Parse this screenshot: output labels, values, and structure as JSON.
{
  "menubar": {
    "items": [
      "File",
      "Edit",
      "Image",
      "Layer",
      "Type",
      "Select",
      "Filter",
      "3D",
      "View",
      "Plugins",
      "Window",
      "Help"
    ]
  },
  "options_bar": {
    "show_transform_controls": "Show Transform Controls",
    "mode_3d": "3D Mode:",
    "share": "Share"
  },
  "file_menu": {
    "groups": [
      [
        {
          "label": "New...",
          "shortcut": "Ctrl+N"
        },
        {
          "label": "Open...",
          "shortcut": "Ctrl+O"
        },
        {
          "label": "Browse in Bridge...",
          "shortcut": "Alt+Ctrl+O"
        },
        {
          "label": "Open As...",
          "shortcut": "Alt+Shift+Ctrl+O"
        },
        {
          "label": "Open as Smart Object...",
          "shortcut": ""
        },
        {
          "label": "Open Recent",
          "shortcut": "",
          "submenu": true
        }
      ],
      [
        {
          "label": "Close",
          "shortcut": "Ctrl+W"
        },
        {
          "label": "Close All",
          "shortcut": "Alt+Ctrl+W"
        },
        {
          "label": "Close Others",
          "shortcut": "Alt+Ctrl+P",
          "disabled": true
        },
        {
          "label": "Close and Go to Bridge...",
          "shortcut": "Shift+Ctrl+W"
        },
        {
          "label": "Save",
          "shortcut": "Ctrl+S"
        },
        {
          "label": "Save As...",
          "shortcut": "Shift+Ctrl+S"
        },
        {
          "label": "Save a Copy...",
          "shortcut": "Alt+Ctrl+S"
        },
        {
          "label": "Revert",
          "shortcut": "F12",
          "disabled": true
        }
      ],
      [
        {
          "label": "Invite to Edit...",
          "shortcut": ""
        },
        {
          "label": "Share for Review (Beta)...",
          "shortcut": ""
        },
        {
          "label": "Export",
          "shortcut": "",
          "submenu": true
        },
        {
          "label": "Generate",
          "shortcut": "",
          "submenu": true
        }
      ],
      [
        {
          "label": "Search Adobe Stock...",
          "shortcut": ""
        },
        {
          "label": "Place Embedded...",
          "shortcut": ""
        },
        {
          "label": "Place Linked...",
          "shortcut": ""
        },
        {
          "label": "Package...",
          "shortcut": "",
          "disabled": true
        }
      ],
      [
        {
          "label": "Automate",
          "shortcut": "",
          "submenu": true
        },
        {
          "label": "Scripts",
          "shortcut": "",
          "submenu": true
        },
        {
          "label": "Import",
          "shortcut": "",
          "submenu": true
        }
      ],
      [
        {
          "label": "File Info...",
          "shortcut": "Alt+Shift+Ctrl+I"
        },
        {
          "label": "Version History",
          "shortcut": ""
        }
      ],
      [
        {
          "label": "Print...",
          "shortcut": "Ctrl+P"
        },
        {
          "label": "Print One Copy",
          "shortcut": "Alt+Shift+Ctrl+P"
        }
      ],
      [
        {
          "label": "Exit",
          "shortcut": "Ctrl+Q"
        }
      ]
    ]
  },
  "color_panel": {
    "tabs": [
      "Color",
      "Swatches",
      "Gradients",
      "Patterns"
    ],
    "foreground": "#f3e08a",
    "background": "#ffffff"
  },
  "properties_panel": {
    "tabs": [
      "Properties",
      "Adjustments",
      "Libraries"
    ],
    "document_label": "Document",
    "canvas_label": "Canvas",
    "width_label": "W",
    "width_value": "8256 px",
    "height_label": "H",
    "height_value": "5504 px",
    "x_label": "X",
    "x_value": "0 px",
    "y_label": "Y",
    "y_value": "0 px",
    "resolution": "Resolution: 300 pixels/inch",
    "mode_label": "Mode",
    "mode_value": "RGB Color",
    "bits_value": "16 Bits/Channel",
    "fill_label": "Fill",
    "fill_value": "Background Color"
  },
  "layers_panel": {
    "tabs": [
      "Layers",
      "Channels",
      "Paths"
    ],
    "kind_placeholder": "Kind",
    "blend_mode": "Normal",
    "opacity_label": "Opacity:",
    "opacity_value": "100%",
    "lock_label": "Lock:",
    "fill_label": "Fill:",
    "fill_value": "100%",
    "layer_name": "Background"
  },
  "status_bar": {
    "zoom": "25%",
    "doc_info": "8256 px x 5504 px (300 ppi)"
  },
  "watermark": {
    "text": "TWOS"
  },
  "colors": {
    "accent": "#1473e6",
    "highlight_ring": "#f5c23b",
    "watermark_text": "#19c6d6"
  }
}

────────────────────────────────────────

* **Problem details**
Go over the records above line by line and count those holding the word "Close". Reply only with the number.

* **Final result**
4